= Data for the task =
━━━━━━━━━━

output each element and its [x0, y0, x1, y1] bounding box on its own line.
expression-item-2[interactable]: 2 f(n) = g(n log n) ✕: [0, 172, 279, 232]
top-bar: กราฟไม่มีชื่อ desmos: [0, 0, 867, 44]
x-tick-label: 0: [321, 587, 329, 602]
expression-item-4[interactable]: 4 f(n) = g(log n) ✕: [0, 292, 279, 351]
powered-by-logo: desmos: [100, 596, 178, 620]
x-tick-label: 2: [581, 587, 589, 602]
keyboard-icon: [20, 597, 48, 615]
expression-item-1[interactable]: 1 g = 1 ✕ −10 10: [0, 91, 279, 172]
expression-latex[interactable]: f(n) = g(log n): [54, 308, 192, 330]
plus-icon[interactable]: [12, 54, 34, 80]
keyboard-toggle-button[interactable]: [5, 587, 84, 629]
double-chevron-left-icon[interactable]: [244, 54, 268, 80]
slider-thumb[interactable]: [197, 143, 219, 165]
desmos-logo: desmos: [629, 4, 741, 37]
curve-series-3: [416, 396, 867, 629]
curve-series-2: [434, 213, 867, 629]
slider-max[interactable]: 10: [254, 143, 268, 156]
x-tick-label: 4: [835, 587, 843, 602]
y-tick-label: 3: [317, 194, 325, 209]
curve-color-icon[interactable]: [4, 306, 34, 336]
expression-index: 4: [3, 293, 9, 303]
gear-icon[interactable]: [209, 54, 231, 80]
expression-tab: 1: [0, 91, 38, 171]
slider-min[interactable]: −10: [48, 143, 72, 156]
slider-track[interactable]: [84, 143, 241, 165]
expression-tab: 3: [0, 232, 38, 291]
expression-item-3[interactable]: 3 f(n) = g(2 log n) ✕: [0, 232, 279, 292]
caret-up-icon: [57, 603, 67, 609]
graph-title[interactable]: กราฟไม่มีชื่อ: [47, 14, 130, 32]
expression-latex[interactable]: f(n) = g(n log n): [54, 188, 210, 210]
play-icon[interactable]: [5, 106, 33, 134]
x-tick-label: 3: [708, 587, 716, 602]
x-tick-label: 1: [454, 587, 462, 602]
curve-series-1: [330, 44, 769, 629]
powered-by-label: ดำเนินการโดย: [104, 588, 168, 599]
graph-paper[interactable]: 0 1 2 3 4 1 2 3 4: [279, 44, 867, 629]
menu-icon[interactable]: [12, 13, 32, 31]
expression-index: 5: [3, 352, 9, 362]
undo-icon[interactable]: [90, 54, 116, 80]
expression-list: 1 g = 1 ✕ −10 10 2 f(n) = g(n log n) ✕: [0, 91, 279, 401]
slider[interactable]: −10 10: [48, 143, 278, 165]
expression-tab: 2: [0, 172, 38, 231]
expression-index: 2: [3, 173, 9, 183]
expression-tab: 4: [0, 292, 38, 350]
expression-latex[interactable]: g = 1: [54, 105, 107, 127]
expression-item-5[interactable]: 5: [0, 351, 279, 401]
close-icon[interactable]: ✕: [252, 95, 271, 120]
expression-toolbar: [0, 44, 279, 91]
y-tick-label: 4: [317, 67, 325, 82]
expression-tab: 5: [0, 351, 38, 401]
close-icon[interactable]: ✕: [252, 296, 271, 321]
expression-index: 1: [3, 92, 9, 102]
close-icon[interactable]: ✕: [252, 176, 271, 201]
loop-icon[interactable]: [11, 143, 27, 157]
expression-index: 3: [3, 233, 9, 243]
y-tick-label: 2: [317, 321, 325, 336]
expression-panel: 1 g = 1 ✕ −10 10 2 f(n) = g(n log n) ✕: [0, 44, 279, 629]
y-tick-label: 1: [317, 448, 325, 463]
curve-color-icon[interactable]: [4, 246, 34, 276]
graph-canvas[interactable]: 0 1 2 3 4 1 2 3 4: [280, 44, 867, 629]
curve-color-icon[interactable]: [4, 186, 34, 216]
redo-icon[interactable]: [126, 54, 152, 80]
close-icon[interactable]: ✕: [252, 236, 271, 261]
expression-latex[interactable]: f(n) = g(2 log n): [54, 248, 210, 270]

━━━━━━━━━━

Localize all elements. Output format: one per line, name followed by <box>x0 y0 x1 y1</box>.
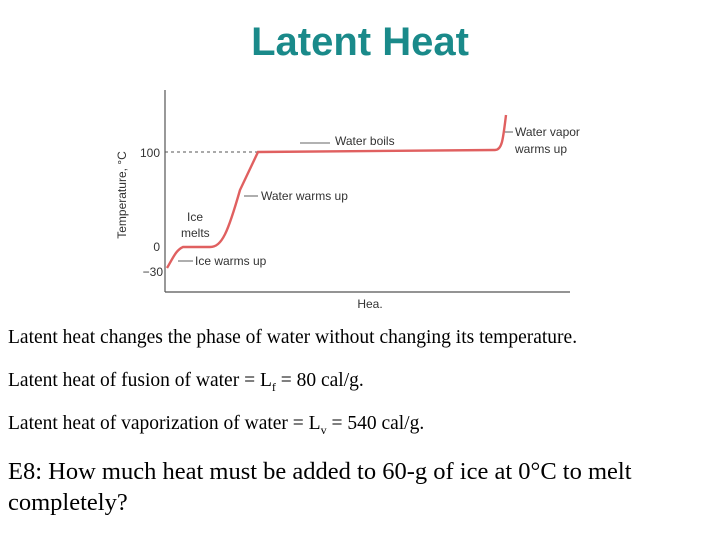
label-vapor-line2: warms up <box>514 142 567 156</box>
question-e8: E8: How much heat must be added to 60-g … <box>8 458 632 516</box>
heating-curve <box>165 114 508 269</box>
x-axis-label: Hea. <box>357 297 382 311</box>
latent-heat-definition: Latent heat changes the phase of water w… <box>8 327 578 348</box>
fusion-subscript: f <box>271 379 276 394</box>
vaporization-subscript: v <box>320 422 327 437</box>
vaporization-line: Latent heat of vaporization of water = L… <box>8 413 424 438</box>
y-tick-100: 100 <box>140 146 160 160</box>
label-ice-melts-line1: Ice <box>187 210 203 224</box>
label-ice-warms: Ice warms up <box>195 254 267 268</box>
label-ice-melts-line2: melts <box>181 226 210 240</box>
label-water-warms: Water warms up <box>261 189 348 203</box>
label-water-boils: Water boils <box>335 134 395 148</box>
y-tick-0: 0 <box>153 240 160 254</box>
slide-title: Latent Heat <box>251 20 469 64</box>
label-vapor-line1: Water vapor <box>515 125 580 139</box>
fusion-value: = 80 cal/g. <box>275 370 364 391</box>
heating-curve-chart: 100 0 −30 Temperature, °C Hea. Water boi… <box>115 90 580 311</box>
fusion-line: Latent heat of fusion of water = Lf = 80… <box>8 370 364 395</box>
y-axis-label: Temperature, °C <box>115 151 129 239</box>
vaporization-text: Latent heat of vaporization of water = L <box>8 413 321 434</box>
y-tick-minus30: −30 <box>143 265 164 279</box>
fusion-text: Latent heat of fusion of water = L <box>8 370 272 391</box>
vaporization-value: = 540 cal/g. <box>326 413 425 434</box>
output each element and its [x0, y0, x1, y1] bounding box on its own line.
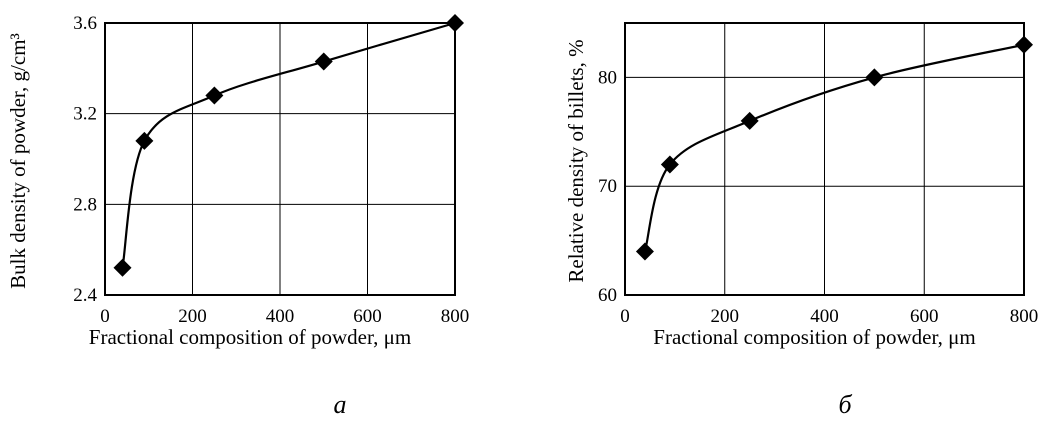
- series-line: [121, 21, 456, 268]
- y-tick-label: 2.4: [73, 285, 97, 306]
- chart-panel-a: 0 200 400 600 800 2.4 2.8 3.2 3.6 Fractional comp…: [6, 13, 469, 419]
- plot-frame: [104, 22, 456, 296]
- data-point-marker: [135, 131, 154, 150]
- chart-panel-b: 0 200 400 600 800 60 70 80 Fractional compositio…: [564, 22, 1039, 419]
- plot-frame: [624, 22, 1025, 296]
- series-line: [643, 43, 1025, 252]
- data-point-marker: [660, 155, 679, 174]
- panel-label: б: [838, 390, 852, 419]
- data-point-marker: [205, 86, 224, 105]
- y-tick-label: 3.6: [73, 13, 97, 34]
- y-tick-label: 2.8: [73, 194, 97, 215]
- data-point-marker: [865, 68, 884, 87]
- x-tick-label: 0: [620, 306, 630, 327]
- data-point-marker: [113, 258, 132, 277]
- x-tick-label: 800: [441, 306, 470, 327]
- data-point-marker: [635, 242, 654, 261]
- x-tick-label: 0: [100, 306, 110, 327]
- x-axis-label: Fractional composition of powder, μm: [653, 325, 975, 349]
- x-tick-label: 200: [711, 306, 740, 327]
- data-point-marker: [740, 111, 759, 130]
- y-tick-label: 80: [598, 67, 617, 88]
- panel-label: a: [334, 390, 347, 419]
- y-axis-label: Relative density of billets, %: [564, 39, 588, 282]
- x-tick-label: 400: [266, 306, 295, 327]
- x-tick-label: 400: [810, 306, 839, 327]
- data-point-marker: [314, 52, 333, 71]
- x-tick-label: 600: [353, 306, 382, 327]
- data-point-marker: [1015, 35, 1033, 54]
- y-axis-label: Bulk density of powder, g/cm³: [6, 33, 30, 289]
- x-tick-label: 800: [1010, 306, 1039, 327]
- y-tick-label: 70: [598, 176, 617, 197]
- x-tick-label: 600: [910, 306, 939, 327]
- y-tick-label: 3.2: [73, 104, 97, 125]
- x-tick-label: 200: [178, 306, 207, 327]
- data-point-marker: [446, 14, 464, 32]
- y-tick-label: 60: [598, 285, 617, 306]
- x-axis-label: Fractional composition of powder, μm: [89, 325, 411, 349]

━━━━━━━━━━

Print the entries word for word, starting at the line that has "- series-line: [121, 21, 456, 268]" and stopping after the line that has "325, 411, 349]". Print only those lines.

= Answer to the problem =
- series-line: [121, 21, 456, 268]
- y-tick-label: 2.4: [73, 285, 97, 306]
- chart-panel-a: 0 200 400 600 800 2.4 2.8 3.2 3.6 Fractional comp…: [6, 13, 469, 419]
- plot-frame: [104, 22, 456, 296]
- data-point-marker: [135, 131, 154, 150]
- chart-panel-b: 0 200 400 600 800 60 70 80 Fractional compositio…: [564, 22, 1039, 419]
- plot-frame: [624, 22, 1025, 296]
- series-line: [643, 43, 1025, 252]
- data-point-marker: [660, 155, 679, 174]
- panel-label: б: [838, 390, 852, 419]
- data-point-marker: [205, 86, 224, 105]
- y-tick-label: 3.6: [73, 13, 97, 34]
- y-tick-label: 2.8: [73, 194, 97, 215]
- data-point-marker: [865, 68, 884, 87]
- x-tick-label: 0: [620, 306, 630, 327]
- data-point-marker: [113, 258, 132, 277]
- x-tick-label: 800: [441, 306, 470, 327]
- data-point-marker: [635, 242, 654, 261]
- x-tick-label: 0: [100, 306, 110, 327]
- x-axis-label: Fractional composition of powder, μm: [653, 325, 975, 349]
- x-tick-label: 200: [711, 306, 740, 327]
- data-point-marker: [740, 111, 759, 130]
- y-tick-label: 80: [598, 67, 617, 88]
- panel-label: a: [334, 390, 347, 419]
- y-axis-label: Relative density of billets, %: [564, 39, 588, 282]
- x-tick-label: 400: [266, 306, 295, 327]
- x-tick-label: 400: [810, 306, 839, 327]
- data-point-marker: [314, 52, 333, 71]
- x-tick-label: 600: [353, 306, 382, 327]
- data-point-marker: [1015, 35, 1033, 54]
- y-axis-label: Bulk density of powder, g/cm³: [6, 33, 30, 289]
- x-tick-label: 800: [1010, 306, 1039, 327]
- y-tick-label: 70: [598, 176, 617, 197]
- x-tick-label: 600: [910, 306, 939, 327]
- y-tick-label: 3.2: [73, 104, 97, 125]
- x-tick-label: 200: [178, 306, 207, 327]
- data-point-marker: [446, 14, 464, 32]
- y-tick-label: 60: [598, 285, 617, 306]
- x-axis-label: Fractional composition of powder, μm: [89, 325, 411, 349]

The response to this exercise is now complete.